[Stored records]
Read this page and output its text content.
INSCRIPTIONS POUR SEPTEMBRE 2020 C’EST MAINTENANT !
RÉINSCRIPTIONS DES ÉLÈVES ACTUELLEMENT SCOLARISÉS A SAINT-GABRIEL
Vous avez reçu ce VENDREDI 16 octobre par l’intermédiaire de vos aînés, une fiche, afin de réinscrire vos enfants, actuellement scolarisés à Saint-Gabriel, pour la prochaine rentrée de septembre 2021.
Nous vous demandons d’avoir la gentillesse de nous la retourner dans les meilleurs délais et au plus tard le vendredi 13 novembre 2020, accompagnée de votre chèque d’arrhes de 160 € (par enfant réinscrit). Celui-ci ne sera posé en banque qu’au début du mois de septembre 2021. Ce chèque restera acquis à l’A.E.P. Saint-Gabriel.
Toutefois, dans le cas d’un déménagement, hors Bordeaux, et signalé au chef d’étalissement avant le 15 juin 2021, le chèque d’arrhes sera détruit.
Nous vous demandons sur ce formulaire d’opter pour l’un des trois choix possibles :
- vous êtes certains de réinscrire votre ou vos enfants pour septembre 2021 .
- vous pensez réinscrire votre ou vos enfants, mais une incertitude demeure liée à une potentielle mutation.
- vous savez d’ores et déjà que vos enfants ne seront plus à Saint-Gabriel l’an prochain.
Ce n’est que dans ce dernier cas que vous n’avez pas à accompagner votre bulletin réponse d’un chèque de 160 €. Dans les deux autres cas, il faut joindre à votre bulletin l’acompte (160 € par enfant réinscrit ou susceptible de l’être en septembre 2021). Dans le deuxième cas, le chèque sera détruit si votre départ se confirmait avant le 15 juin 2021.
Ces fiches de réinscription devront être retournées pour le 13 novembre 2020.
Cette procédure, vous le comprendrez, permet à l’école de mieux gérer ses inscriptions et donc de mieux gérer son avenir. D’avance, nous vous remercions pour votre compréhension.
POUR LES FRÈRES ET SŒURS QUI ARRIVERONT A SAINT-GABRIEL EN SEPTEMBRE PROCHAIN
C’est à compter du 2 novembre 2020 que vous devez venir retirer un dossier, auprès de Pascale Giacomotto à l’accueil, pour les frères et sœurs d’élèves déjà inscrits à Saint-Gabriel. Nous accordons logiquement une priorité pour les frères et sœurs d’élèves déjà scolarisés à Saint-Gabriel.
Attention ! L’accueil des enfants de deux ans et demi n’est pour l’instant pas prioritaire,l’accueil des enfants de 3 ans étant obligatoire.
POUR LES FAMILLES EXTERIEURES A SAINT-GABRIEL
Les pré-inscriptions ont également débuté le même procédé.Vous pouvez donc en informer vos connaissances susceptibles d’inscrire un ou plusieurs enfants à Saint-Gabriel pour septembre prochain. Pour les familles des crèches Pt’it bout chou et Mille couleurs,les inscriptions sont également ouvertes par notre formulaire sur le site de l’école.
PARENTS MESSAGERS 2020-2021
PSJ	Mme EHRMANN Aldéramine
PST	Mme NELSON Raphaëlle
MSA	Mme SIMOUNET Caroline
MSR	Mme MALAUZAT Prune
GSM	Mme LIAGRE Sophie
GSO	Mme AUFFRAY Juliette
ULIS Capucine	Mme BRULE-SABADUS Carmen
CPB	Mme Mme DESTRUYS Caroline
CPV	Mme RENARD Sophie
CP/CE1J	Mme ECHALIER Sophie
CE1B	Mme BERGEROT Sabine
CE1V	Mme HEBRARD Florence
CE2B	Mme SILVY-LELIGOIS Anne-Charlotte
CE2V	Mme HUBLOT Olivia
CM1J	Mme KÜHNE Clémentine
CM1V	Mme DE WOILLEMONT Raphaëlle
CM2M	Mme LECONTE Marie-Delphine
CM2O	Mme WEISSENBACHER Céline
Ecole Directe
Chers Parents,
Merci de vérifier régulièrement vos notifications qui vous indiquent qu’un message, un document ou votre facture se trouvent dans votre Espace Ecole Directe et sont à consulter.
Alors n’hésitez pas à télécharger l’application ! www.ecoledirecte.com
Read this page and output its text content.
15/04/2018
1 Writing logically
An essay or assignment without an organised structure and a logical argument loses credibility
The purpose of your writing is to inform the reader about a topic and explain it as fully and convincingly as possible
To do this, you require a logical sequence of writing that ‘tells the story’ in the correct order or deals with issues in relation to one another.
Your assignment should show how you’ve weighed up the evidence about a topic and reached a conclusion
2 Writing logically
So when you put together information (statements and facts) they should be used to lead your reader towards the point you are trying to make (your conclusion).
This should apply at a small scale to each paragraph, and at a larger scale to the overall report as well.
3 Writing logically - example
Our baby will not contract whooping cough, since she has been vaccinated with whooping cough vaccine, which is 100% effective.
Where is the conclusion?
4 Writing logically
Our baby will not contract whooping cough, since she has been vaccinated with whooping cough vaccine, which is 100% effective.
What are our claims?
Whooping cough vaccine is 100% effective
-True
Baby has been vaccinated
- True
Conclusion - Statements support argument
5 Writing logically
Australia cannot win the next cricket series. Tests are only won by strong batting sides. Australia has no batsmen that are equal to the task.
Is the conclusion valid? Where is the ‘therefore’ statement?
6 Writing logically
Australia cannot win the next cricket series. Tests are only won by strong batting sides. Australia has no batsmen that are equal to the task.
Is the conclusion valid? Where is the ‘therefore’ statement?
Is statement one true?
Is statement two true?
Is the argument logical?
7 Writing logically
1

### Work to complete
Return the entries above exactly as they appear.

### Response below
Read this page and output its text content.
INSCRIPTIONS POUR SEPTEMBRE 2020 C’EST MAINTENANT !
RÉINSCRIPTIONS DES ÉLÈVES ACTUELLEMENT SCOLARISÉS A SAINT-GABRIEL
Vous avez reçu ce VENDREDI 16 octobre par l’intermédiaire de vos aînés, une fiche, afin de réinscrire vos enfants, actuellement scolarisés à Saint-Gabriel, pour la prochaine rentrée de septembre 2021.
Nous vous demandons d’avoir la gentillesse de nous la retourner dans les meilleurs délais et au plus tard le vendredi 13 novembre 2020, accompagnée de votre chèque d’arrhes de 160 € (par enfant réinscrit). Celui-ci ne sera posé en banque qu’au début du mois de septembre 2021. Ce chèque restera acquis à l’A.E.P. Saint-Gabriel.
Toutefois, dans le cas d’un déménagement, hors Bordeaux, et signalé au chef d’étalissement avant le 15 juin 2021, le chèque d’arrhes sera détruit.
Nous vous demandons sur ce formulaire d’opter pour l’un des trois choix possibles :
- vous êtes certains de réinscrire votre ou vos enfants pour septembre 2021 .
- vous pensez réinscrire votre ou vos enfants, mais une incertitude demeure liée à une potentielle mutation.
- vous savez d’ores et déjà que vos enfants ne seront plus à Saint-Gabriel l’an prochain.
Ce n’est que dans ce dernier cas que vous n’avez pas à accompagner votre bulletin réponse d’un chèque de 160 €. Dans les deux autres cas, il faut joindre à votre bulletin l’acompte (160 € par enfant réinscrit ou susceptible de l’être en septembre 2021). Dans le deuxième cas, le chèque sera détruit si votre départ se confirmait avant le 15 juin 2021.
Ces fiches de réinscription devront être retournées pour le 13 novembre 2020.
Cette procédure, vous le comprendrez, permet à l’école de mieux gérer ses inscriptions et donc de mieux gérer son avenir. D’avance, nous vous remercions pour votre compréhension.
POUR LES FRÈRES ET SŒURS QUI ARRIVERONT A SAINT-GABRIEL EN SEPTEMBRE PROCHAIN
C’est à compter du 2 novembre 2020 que vous devez venir retirer un dossier, auprès de Pascale Giacomotto à l’accueil, pour les frères et sœurs d’élèves déjà inscrits à Saint-Gabriel. Nous accordons logiquement une priorité pour les frères et sœurs d’élèves déjà scolarisés à Saint-Gabriel.
Attention ! L’accueil des enfants de deux ans et demi n’est pour l’instant pas prioritaire,l’accueil des enfants de 3 ans étant obligatoire.
POUR LES FAMILLES EXTERIEURES A SAINT-GABRIEL
Les pré-inscriptions ont également débuté le même procédé.Vous pouvez donc en informer vos connaissances susceptibles d’inscrire un ou plusieurs enfants à Saint-Gabriel pour septembre prochain. Pour les familles des crèches Pt’it bout chou et Mille couleurs,les inscriptions sont également ouvertes par notre formulaire sur le site de l’école.
PARENTS MESSAGERS 2020-2021
PSJ	Mme EHRMANN Aldéramine
PST	Mme NELSON Raphaëlle
MSA	Mme SIMOUNET Caroline
MSR	Mme MALAUZAT Prune
GSM	Mme LIAGRE Sophie
GSO	Mme AUFFRAY Juliette
ULIS Capucine	Mme BRULE-SABADUS Carmen
CPB	Mme Mme DESTRUYS Caroline
CPV	Mme RENARD Sophie
CP/CE1J	Mme ECHALIER Sophie
CE1B	Mme BERGEROT Sabine
CE1V	Mme HEBRARD Florence
CE2B	Mme SILVY-LELIGOIS Anne-Charlotte
CE2V	Mme HUBLOT Olivia
CM1J	Mme KÜHNE Clémentine
CM1V	Mme DE WOILLEMONT Raphaëlle
CM2M	Mme LECONTE Marie-Delphine
CM2O	Mme WEISSENBACHER Céline
Ecole Directe
Chers Parents,
Merci de vérifier régulièrement vos notifications qui vous indiquent qu’un message, un document ou votre facture se trouvent dans votre Espace Ecole Directe et sont à consulter.
Alors n’hésitez pas à télécharger l’application ! www.ecoledirecte.com
Read this page and output its text content.
15/04/2018
1 Writing logically
An essay or assignment without an organised structure and a logical argument loses credibility
The purpose of your writing is to inform the reader about a topic and explain it as fully and convincingly as possible
To do this, you require a logical sequence of writing that ‘tells the story’ in the correct order or deals with issues in relation to one another.
Your assignment should show how you’ve weighed up the evidence about a topic and reached a conclusion
2 Writing logically
So when you put together information (statements and facts) they should be used to lead your reader towards the point you are trying to make (your conclusion).
This should apply at a small scale to each paragraph, and at a larger scale to the overall report as well.
3 Writing logically - example
Our baby will not contract whooping cough, since she has been vaccinated with whooping cough vaccine, which is 100% effective.
Where is the conclusion?
4 Writing logically
Our baby will not contract whooping cough, since she has been vaccinated with whooping cough vaccine, which is 100% effective.
What are our claims?
Whooping cough vaccine is 100% effective
-True
Baby has been vaccinated
- True
Conclusion - Statements support argument
5 Writing logically
Australia cannot win the next cricket series. Tests are only won by strong batting sides. Australia has no batsmen that are equal to the task.
Is the conclusion valid? Where is the ‘therefore’ statement?
6 Writing logically
Australia cannot win the next cricket series. Tests are only won by strong batting sides. Australia has no batsmen that are equal to the task.
Is the conclusion valid? Where is the ‘therefore’ statement?
Is statement one true?
Is statement two true?
Is the argument logical?
7 Writing logically
1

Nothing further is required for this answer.